_DESCRIPTION OF THE TASK_
Take every record and write it out again exactly, with no images included.
-------- PROVIDED DATA --------
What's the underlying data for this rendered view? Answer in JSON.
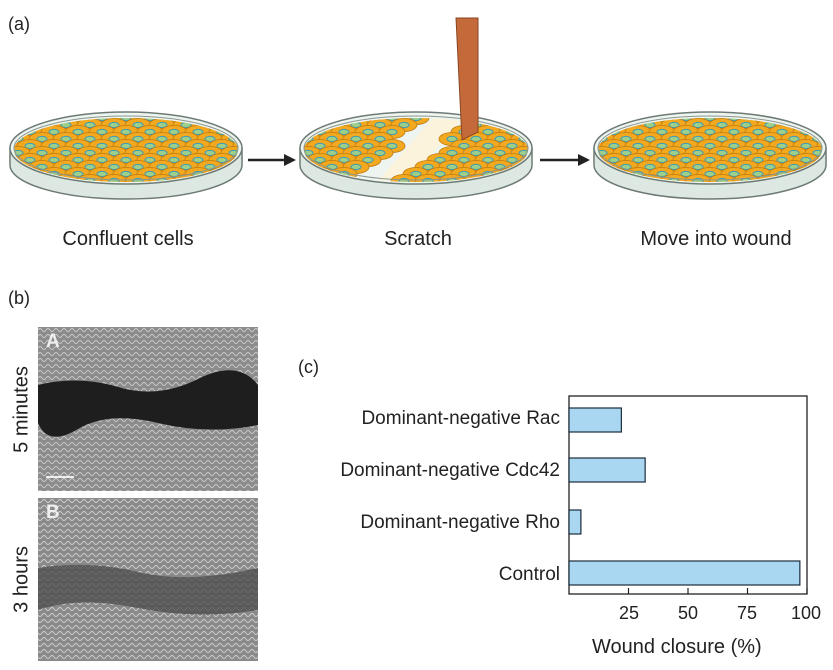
{
  "panel_a": {
    "label": "(a)",
    "steps": [
      "Confluent cells",
      "Scratch",
      "Move into wound"
    ]
  },
  "panel_b": {
    "label": "(b)",
    "micrographs": [
      {
        "letter": "A",
        "time_label": "5 minutes"
      },
      {
        "letter": "B",
        "time_label": "3 hours"
      }
    ]
  },
  "panel_c": {
    "label": "(c)"
  },
  "colors": {
    "cell_fill": "#f2a81f",
    "cell_edge": "#c07b10",
    "nucleus_fill": "#9ccf8a",
    "nucleus_ring": "#3b9ab8",
    "dish": "#e8f0ea",
    "dish_edge": "#6e7b75",
    "scraper": "#c46a3a",
    "bar_fill": "#a9d7f2",
    "bar_edge": "#1b2b3a"
  },
  "chart_data": {
    "type": "bar",
    "orientation": "horizontal",
    "categories": [
      "Dominant-negative Rac",
      "Dominant-negative Cdc42",
      "Dominant-negative Rho",
      "Control"
    ],
    "values": [
      22,
      32,
      5,
      97
    ],
    "xlabel": "Wound closure (%)",
    "xlim": [
      0,
      100
    ],
    "xticks": [
      25,
      50,
      75,
      100
    ]
  }
}
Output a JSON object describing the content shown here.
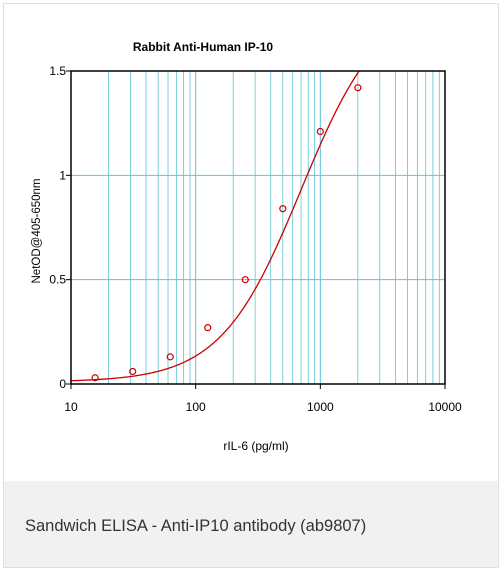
{
  "figure": {
    "caption": "Sandwich ELISA - Anti-IP10 antibody (ab9807)"
  },
  "chart_data": {
    "type": "scatter",
    "title": "Rabbit Anti-Human IP-10",
    "xlabel": "rIL-6 (pg/ml)",
    "ylabel": "NetOD@405-650nm",
    "x_scale": "log",
    "xlim": [
      10,
      10000
    ],
    "ylim": [
      0,
      1.5
    ],
    "x_ticks": [
      "10",
      "100",
      "1000",
      "10000"
    ],
    "y_ticks": [
      "0",
      "0.5",
      "1",
      "1.5"
    ],
    "grid": true,
    "colors": {
      "series": "#cc0000",
      "grid": "#5bc4d6"
    },
    "series": [
      {
        "points": [
          {
            "x": 15.6,
            "y": 0.03
          },
          {
            "x": 31.25,
            "y": 0.06
          },
          {
            "x": 62.5,
            "y": 0.13
          },
          {
            "x": 125,
            "y": 0.27
          },
          {
            "x": 250,
            "y": 0.5
          },
          {
            "x": 500,
            "y": 0.84
          },
          {
            "x": 1000,
            "y": 1.21
          },
          {
            "x": 2000,
            "y": 1.42
          }
        ],
        "fit": {
          "model": "4PL",
          "bottom": 0.01,
          "top": 1.85,
          "ec50": 700,
          "hill": 1.35
        }
      }
    ]
  }
}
--------
_TASK ANSWER_
What's the underlying data for this rendered view? Answer in JSON.
{
  "panel_a": {
    "label": "(a)",
    "steps": [
      "Confluent cells",
      "Scratch",
      "Move into wound"
    ]
  },
  "panel_b": {
    "label": "(b)",
    "micrographs": [
      {
        "letter": "A",
        "time_label": "5 minutes"
      },
      {
        "letter": "B",
        "time_label": "3 hours"
      }
    ]
  },
  "panel_c": {
    "label": "(c)"
  },
  "colors": {
    "cell_fill": "#f2a81f",
    "cell_edge": "#c07b10",
    "nucleus_fill": "#9ccf8a",
    "nucleus_ring": "#3b9ab8",
    "dish": "#e8f0ea",
    "dish_edge": "#6e7b75",
    "scraper": "#c46a3a",
    "bar_fill": "#a9d7f2",
    "bar_edge": "#1b2b3a"
  },
  "chart_data": {
    "type": "bar",
    "orientation": "horizontal",
    "categories": [
      "Dominant-negative Rac",
      "Dominant-negative Cdc42",
      "Dominant-negative Rho",
      "Control"
    ],
    "values": [
      22,
      32,
      5,
      97
    ],
    "xlabel": "Wound closure (%)",
    "xlim": [
      0,
      100
    ],
    "xticks": [
      25,
      50,
      75,
      100
    ]
  }
}
Output a JSON object describing the content shown here.
{
  "figure": {
    "caption": "Sandwich ELISA - Anti-IP10 antibody (ab9807)"
  },
  "chart_data": {
    "type": "scatter",
    "title": "Rabbit Anti-Human IP-10",
    "xlabel": "rIL-6 (pg/ml)",
    "ylabel": "NetOD@405-650nm",
    "x_scale": "log",
    "xlim": [
      10,
      10000
    ],
    "ylim": [
      0,
      1.5
    ],
    "x_ticks": [
      "10",
      "100",
      "1000",
      "10000"
    ],
    "y_ticks": [
      "0",
      "0.5",
      "1",
      "1.5"
    ],
    "grid": true,
    "colors": {
      "series": "#cc0000",
      "grid": "#5bc4d6"
    },
    "series": [
      {
        "points": [
          {
            "x": 15.6,
            "y": 0.03
          },
          {
            "x": 31.25,
            "y": 0.06
          },
          {
            "x": 62.5,
            "y": 0.13
          },
          {
            "x": 125,
            "y": 0.27
          },
          {
            "x": 250,
            "y": 0.5
          },
          {
            "x": 500,
            "y": 0.84
          },
          {
            "x": 1000,
            "y": 1.21
          },
          {
            "x": 2000,
            "y": 1.42
          }
        ],
        "fit": {
          "model": "4PL",
          "bottom": 0.01,
          "top": 1.85,
          "ec50": 700,
          "hill": 1.35
        }
      }
    ]
  }
}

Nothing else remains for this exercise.